## TO DO
Quote all lines below exactly. Images stay out.

━━━ MATERIAL ━━━

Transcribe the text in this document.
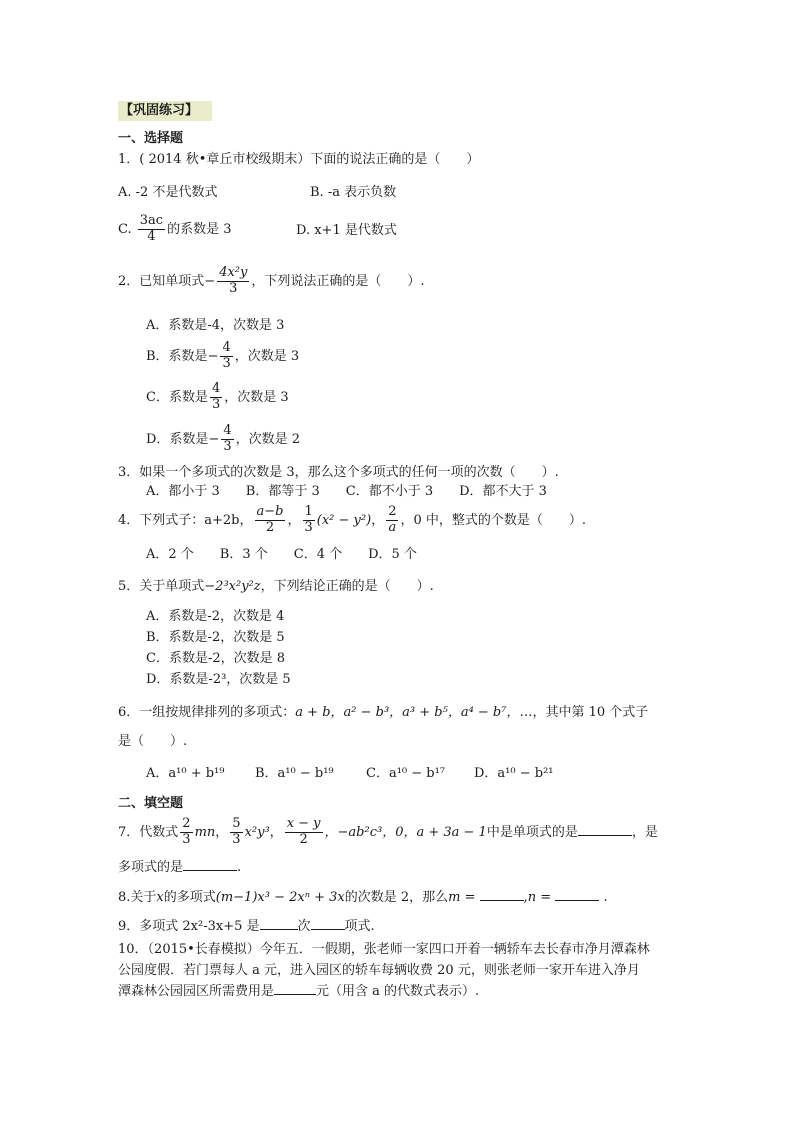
【巩固练习】
一、选择题
1．( 2014 秋•章丘市校级期末）下面的说法正确的是（　　）
A. -2 不是代数式	B. -a 表示负数
C. $\frac{3ac}{4}$ 的系数是 3	D. x+1 是代数式
2．已知单项式− $\frac{\text{4x²y}}{3}$ ，下列说法正确的是（　　）.
A．系数是-4，次数是 3
B．系数是− $\frac{4}{3}$ ，次数是 3
C．系数是 $\frac{4}{3}$ ，次数是 3
D．系数是− $\frac{4}{3}$ ，次数是 2
3．如果一个多项式的次数是 3，那么这个多项式的任何一项的次数（　　）.
A．都小于 3　　B．都等于 3　　C．都不小于 3　　D．都不大于 3
4．下列式子：a+2b， $\frac{a-b}{2}$ ， $\frac{1}{3} (x^2 - y^2)$， $\frac{2}{a}$ ，0 中，整式的个数是（　　）.
A．2 个　　B．3 个　　C．4 个　　D．5 个
5．关于单项式−2³x²y²z，下列结论正确的是（　　）.
A．系数是-2，次数是 4
B．系数是-2，次数是 5
C．系数是-2，次数是 8
D．系数是-2³，次数是 5
6．一组按规律排列的多项式：a + b，a² − b³，a³ + b⁵，a⁴ − b⁷，…，其中第 10 个式子
是（　　）.
A．a¹⁰ + b¹⁹ B．a¹⁰ − b¹⁹ C．a¹⁰ − b¹⁷ D．a¹⁰ − b²¹
二、填空题
7．代数式 $\frac{2}{3}$ mn， $\frac{5}{3} x^2y^3$， $\frac{x - y}{2}$ ，−ab²c³，0，a + 3a − 1中是单项式的是	，是
多项式的是	.
8.关于x的多项式(m−1)x³ − 2xⁿ + 3x的次数是 2，那么m =	,n =	.
9．多项式 2x²-3x+5 是	次	项式.
10．（2015•长春模拟）今年五．一假期，张老师一家四口开着一辆轿车去长春市净月潭森林
公园度假．若门票每人 a 元，进入园区的轿车每辆收费 20 元，则张老师一家开车进入净月
潭森林公园园区所需费用是	元（用含 a 的代数式表示）.
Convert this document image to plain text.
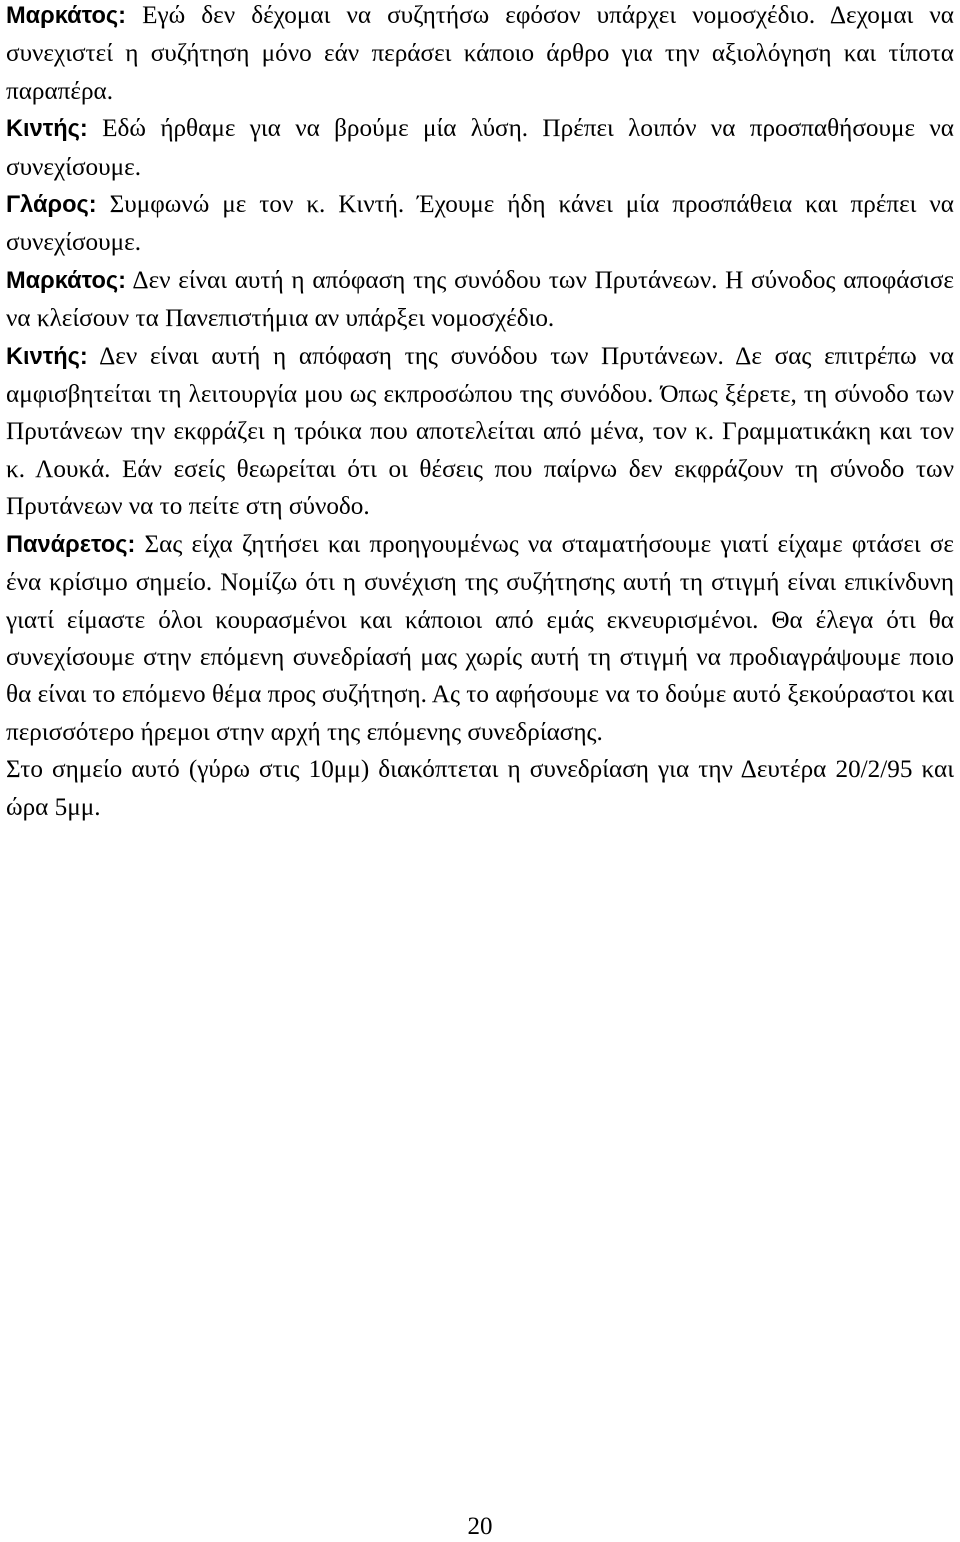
Μαρκάτος: Εγώ δεν δέχομαι να συζητήσω εφόσον υπάρχει νομοσχέδιο. Δεχομαι να συνεχιστεί η συζήτηση μόνο εάν περάσει κάποιο άρθρο για την αξιολόγηση και τίποτα παραπέρα.

Κιντής: Εδώ ήρθαμε για να βρούμε μία λύση. Πρέπει λοιπόν να προσπαθήσουμε να συνεχίσουμε.

Γλάρος: Συμφωνώ με τον κ. Κιντή. Έχουμε ήδη κάνει μία προσπάθεια και πρέπει να συνεχίσουμε.

Μαρκάτος: Δεν είναι αυτή η απόφαση της συνόδου των Πρυτάνεων. Η σύνοδος αποφάσισε να κλείσουν τα Πανεπιστήμια αν υπάρξει νομοσχέδιο.

Κιντής: Δεν είναι αυτή η απόφαση της συνόδου των Πρυτάνεων. Δε σας επιτρέπω να αμφισβητείται τη λειτουργία μου ως εκπροσώπου της συνόδου. Όπως ξέρετε, τη σύνοδο των Πρυτάνεων την εκφράζει η τρόικα που αποτελείται από μένα, τον κ. Γραμματικάκη και τον κ. Λουκά. Εάν εσείς θεωρείται ότι οι θέσεις που παίρνω δεν εκφράζουν τη σύνοδο των Πρυτάνεων να το πείτε στη σύνοδο.

Πανάρετος: Σας είχα ζητήσει και προηγουμένως να σταματήσουμε γιατί είχαμε φτάσει σε ένα κρίσιμο σημείο. Νομίζω ότι η συνέχιση της συζήτησης αυτή τη στιγμή είναι επικίνδυνη γιατί είμαστε όλοι κουρασμένοι και κάποιοι από εμάς εκνευρισμένοι. Θα έλεγα ότι θα συνεχίσουμε στην επόμενη συνεδρίασή μας χωρίς αυτή τη στιγμή να προδιαγράψουμε ποιο θα είναι το επόμενο θέμα προς συζήτηση. Ας το αφήσουμε να το δούμε αυτό ξεκούραστοι και περισσότερο ήρεμοι στην αρχή της επόμενης συνεδρίασης.

Στο σημείο αυτό (γύρω στις 10μμ) διακόπτεται η συνεδρίαση για την Δευτέρα 20/2/95 και ώρα 5μμ.

20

━━━

## COMPLETE RESPONSE
Transcribe the text in this document.
【巩固练习】
一、选择题
1．( 2014 秋•章丘市校级期末）下面的说法正确的是（　　）
A. -2 不是代数式	B. -a 表示负数
C. $\frac{3ac}{4}$ 的系数是 3	D. x+1 是代数式
2．已知单项式− $\frac{\text{4x²y}}{3}$ ，下列说法正确的是（　　）.
A．系数是-4，次数是 3
B．系数是− $\frac{4}{3}$ ，次数是 3
C．系数是 $\frac{4}{3}$ ，次数是 3
D．系数是− $\frac{4}{3}$ ，次数是 2
3．如果一个多项式的次数是 3，那么这个多项式的任何一项的次数（　　）.
A．都小于 3　　B．都等于 3　　C．都不小于 3　　D．都不大于 3
4．下列式子：a+2b， $\frac{a-b}{2}$ ， $\frac{1}{3} (x^2 - y^2)$， $\frac{2}{a}$ ，0 中，整式的个数是（　　）.
A．2 个　　B．3 个　　C．4 个　　D．5 个
5．关于单项式−2³x²y²z，下列结论正确的是（　　）.
A．系数是-2，次数是 4
B．系数是-2，次数是 5
C．系数是-2，次数是 8
D．系数是-2³，次数是 5
6．一组按规律排列的多项式：a + b，a² − b³，a³ + b⁵，a⁴ − b⁷，…，其中第 10 个式子
是（　　）.
A．a¹⁰ + b¹⁹ B．a¹⁰ − b¹⁹ C．a¹⁰ − b¹⁷ D．a¹⁰ − b²¹
二、填空题
7．代数式 $\frac{2}{3}$ mn， $\frac{5}{3} x^2y^3$， $\frac{x - y}{2}$ ，−ab²c³，0，a + 3a − 1中是单项式的是	，是
多项式的是	.
8.关于x的多项式(m−1)x³ − 2xⁿ + 3x的次数是 2，那么m =	,n =	.
9．多项式 2x²-3x+5 是	次	项式.
10．（2015•长春模拟）今年五．一假期，张老师一家四口开着一辆轿车去长春市净月潭森林
公园度假．若门票每人 a 元，进入园区的轿车每辆收费 20 元，则张老师一家开车进入净月
潭森林公园园区所需费用是	元（用含 a 的代数式表示）.
Convert this document image to plain text.
Μαρκάτος: Εγώ δεν δέχομαι να συζητήσω εφόσον υπάρχει νομοσχέδιο. Δεχομαι να συνεχιστεί η συζήτηση μόνο εάν περάσει κάποιο άρθρο για την αξιολόγηση και τίποτα παραπέρα.

Κιντής: Εδώ ήρθαμε για να βρούμε μία λύση. Πρέπει λοιπόν να προσπαθήσουμε να συνεχίσουμε.

Γλάρος: Συμφωνώ με τον κ. Κιντή. Έχουμε ήδη κάνει μία προσπάθεια και πρέπει να συνεχίσουμε.

Μαρκάτος: Δεν είναι αυτή η απόφαση της συνόδου των Πρυτάνεων. Η σύνοδος αποφάσισε να κλείσουν τα Πανεπιστήμια αν υπάρξει νομοσχέδιο.

Κιντής: Δεν είναι αυτή η απόφαση της συνόδου των Πρυτάνεων. Δε σας επιτρέπω να αμφισβητείται τη λειτουργία μου ως εκπροσώπου της συνόδου. Όπως ξέρετε, τη σύνοδο των Πρυτάνεων την εκφράζει η τρόικα που αποτελείται από μένα, τον κ. Γραμματικάκη και τον κ. Λουκά. Εάν εσείς θεωρείται ότι οι θέσεις που παίρνω δεν εκφράζουν τη σύνοδο των Πρυτάνεων να το πείτε στη σύνοδο.

Πανάρετος: Σας είχα ζητήσει και προηγουμένως να σταματήσουμε γιατί είχαμε φτάσει σε ένα κρίσιμο σημείο. Νομίζω ότι η συνέχιση της συζήτησης αυτή τη στιγμή είναι επικίνδυνη γιατί είμαστε όλοι κουρασμένοι και κάποιοι από εμάς εκνευρισμένοι. Θα έλεγα ότι θα συνεχίσουμε στην επόμενη συνεδρίασή μας χωρίς αυτή τη στιγμή να προδιαγράψουμε ποιο θα είναι το επόμενο θέμα προς συζήτηση. Ας το αφήσουμε να το δούμε αυτό ξεκούραστοι και περισσότερο ήρεμοι στην αρχή της επόμενης συνεδρίασης.

Στο σημείο αυτό (γύρω στις 10μμ) διακόπτεται η συνεδρίαση για την Δευτέρα 20/2/95 και ώρα 5μμ.

20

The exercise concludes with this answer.